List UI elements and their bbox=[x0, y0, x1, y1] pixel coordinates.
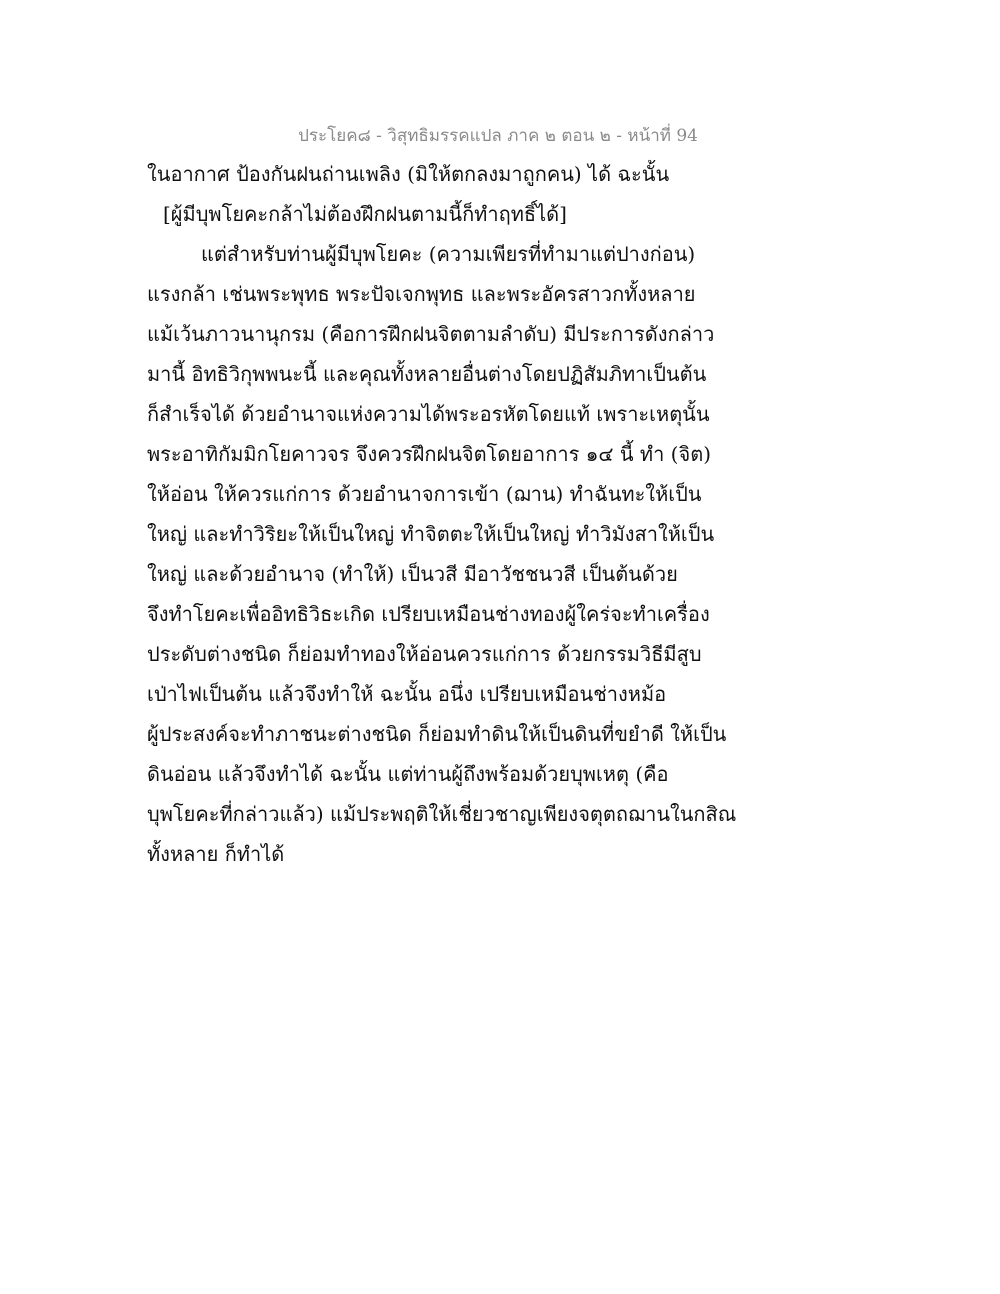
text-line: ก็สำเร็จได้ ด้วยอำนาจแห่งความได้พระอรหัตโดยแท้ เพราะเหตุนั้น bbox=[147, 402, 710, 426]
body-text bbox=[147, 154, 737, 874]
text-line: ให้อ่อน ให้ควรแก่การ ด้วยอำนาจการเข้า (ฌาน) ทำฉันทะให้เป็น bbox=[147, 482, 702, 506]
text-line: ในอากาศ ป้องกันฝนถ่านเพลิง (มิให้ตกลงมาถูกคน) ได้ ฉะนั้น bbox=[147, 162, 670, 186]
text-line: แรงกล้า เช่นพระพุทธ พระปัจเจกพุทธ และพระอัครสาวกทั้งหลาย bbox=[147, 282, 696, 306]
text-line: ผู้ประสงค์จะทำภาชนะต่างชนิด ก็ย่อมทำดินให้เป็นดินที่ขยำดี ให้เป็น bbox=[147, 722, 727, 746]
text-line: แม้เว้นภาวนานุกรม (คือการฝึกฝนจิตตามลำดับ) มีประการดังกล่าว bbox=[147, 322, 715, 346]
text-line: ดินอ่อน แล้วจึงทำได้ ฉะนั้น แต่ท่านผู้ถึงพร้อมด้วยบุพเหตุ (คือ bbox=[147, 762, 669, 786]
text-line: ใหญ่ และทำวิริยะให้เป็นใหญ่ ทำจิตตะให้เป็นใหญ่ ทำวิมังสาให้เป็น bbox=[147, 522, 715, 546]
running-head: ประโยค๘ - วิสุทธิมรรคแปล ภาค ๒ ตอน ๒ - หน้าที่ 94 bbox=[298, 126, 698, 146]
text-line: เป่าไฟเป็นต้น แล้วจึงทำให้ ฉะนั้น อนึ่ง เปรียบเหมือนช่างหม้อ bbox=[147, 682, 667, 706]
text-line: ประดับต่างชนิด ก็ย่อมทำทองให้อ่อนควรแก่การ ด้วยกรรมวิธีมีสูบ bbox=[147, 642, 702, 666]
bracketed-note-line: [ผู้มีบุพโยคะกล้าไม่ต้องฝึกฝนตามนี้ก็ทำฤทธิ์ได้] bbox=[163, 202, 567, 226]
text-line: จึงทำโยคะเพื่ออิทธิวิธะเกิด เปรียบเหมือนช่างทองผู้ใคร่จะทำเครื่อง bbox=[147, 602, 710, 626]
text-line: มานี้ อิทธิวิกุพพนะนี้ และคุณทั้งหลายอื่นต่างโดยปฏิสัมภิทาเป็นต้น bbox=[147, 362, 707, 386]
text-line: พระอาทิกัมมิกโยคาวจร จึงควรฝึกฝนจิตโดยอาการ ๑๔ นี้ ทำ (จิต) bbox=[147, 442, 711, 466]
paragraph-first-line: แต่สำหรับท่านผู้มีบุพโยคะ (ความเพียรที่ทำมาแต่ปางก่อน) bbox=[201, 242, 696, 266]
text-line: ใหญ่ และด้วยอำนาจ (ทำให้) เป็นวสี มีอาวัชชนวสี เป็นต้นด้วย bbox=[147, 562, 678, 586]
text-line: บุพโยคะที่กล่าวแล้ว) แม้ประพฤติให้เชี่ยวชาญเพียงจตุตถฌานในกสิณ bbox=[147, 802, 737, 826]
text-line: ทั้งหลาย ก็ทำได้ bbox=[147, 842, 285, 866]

========================================

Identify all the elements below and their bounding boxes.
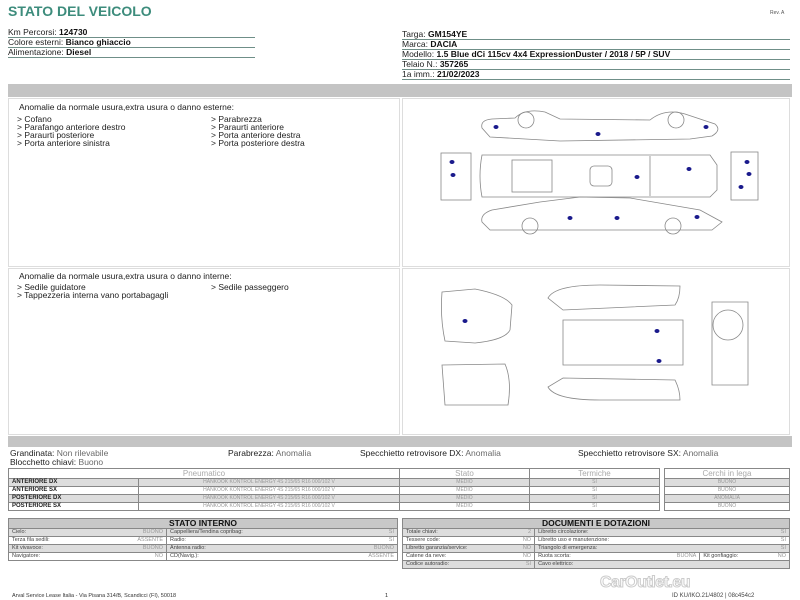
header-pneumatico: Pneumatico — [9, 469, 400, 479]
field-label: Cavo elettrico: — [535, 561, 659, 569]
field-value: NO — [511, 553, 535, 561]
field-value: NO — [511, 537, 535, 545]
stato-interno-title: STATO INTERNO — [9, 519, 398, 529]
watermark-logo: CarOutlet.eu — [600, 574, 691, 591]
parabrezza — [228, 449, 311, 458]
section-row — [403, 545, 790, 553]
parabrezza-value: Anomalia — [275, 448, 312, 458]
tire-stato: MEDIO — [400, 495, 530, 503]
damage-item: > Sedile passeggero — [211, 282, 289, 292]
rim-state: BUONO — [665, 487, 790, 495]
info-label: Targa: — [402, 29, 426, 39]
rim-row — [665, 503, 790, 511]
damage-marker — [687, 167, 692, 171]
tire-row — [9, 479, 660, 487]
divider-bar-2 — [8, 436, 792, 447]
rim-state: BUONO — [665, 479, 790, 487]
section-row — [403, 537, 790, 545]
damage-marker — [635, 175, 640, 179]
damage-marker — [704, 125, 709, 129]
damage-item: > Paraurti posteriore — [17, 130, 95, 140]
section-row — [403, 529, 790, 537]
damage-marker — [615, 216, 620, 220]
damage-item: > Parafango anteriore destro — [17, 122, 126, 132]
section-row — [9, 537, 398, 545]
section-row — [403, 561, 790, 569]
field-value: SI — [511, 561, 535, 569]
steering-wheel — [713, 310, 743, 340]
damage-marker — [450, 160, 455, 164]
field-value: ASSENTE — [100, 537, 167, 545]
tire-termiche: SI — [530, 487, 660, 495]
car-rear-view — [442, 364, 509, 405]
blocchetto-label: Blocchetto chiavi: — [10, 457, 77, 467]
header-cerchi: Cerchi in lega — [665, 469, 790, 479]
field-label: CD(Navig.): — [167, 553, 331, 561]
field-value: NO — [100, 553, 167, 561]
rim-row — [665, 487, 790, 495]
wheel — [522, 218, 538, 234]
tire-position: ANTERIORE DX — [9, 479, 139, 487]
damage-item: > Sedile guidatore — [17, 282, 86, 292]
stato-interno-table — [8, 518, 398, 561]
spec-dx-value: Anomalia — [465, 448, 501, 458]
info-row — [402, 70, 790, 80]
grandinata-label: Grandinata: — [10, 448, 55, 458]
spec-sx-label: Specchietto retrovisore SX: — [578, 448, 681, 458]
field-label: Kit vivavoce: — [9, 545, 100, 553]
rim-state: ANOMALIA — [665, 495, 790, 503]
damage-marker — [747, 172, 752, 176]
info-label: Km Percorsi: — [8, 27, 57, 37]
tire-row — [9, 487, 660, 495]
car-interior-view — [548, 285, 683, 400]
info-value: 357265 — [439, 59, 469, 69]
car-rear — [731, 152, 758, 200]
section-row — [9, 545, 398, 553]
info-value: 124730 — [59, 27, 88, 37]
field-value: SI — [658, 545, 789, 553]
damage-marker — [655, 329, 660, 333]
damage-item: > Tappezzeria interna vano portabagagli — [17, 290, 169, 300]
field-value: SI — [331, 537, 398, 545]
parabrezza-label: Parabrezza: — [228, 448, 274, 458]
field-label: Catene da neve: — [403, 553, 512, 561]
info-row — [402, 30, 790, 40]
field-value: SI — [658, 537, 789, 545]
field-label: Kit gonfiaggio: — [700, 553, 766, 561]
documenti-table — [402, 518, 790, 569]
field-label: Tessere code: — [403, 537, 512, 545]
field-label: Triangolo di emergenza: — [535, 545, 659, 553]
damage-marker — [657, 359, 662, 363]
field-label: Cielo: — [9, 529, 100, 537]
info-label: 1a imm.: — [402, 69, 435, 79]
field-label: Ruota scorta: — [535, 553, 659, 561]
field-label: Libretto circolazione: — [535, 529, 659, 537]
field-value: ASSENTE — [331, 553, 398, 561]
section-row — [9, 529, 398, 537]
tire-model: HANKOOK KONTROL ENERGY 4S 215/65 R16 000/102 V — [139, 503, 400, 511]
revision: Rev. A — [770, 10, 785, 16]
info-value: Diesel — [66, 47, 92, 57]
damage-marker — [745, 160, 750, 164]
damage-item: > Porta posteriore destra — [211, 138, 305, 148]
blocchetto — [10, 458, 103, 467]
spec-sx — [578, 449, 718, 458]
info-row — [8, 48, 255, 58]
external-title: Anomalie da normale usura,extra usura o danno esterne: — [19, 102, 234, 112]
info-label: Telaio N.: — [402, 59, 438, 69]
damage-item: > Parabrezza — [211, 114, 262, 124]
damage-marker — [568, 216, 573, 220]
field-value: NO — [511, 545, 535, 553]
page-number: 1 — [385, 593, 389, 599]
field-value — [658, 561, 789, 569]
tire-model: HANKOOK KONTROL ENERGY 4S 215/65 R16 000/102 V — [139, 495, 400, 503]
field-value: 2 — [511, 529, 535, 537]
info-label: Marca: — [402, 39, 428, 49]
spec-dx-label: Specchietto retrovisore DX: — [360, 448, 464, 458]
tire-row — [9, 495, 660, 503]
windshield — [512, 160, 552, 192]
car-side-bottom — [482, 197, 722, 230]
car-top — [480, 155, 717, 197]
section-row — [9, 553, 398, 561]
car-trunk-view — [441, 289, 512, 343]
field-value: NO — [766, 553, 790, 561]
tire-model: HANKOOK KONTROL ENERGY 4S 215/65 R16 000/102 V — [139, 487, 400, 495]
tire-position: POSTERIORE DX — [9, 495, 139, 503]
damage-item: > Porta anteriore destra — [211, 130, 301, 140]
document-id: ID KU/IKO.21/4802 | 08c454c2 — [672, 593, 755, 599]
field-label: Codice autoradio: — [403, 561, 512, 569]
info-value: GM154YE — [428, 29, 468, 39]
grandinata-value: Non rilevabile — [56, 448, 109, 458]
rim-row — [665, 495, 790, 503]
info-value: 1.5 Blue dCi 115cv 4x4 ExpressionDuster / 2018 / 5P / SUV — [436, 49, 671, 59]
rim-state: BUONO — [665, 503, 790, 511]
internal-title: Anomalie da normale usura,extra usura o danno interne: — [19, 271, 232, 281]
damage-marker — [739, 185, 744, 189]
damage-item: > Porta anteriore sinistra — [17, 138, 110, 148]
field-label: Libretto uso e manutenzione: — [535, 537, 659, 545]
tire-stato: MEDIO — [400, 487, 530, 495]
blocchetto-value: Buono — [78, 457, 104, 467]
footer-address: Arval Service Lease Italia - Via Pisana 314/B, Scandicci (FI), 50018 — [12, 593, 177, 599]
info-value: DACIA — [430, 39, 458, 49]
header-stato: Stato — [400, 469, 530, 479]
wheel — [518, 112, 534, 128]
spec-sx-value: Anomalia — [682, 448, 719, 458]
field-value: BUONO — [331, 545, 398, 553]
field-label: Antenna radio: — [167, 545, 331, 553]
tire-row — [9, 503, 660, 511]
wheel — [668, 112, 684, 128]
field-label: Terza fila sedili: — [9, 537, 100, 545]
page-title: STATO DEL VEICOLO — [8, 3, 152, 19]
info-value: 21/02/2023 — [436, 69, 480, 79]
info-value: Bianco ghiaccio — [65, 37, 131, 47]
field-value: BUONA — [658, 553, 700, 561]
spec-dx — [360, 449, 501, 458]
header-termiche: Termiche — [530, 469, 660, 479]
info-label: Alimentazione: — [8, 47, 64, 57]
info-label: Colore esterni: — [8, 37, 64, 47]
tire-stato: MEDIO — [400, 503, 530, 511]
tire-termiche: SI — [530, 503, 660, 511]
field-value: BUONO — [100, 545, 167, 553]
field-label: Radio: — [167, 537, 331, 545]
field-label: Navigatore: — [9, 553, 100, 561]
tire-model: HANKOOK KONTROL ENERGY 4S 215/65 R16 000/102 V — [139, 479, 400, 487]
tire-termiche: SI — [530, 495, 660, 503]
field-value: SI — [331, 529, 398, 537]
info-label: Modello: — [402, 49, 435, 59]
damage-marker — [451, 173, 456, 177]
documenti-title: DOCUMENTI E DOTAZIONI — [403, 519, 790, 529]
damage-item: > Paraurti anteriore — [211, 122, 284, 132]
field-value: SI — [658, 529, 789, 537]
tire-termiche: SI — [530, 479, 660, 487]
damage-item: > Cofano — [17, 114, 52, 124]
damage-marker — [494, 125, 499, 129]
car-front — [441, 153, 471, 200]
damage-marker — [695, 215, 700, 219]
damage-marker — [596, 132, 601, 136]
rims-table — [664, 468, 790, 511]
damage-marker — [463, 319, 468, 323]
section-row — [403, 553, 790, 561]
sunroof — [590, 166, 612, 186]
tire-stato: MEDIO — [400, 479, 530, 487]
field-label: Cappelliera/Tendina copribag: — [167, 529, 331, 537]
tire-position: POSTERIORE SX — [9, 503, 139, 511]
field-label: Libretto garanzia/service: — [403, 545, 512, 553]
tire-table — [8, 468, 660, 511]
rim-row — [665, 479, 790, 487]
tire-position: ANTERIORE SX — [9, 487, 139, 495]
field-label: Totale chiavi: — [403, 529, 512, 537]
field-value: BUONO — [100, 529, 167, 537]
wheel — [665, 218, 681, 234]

========================================

# Given instruction:
Copy word for word the lines of the data from the line containing "text-line: ก็สำเร็จได้ ด้วยอำนาจแห่งความได้พระอรหัตโดยแท้" through the line containing "text-line: ในอากาศ ป้องกันฝนถ่านเพลิง", including both.

# Reply:
text-line: ก็สำเร็จได้ ด้วยอำนาจแห่งความได้พระอรหัตโดยแท้ เพราะเหตุนั้น bbox=[147, 402, 710, 426]
body-text bbox=[147, 154, 737, 874]
text-line: ให้อ่อน ให้ควรแก่การ ด้วยอำนาจการเข้า (ฌาน) ทำฉันทะให้เป็น bbox=[147, 482, 702, 506]
text-line: ในอากาศ ป้องกันฝนถ่านเพลิง (มิให้ตกลงมาถูกคน) ได้ ฉะนั้น bbox=[147, 162, 670, 186]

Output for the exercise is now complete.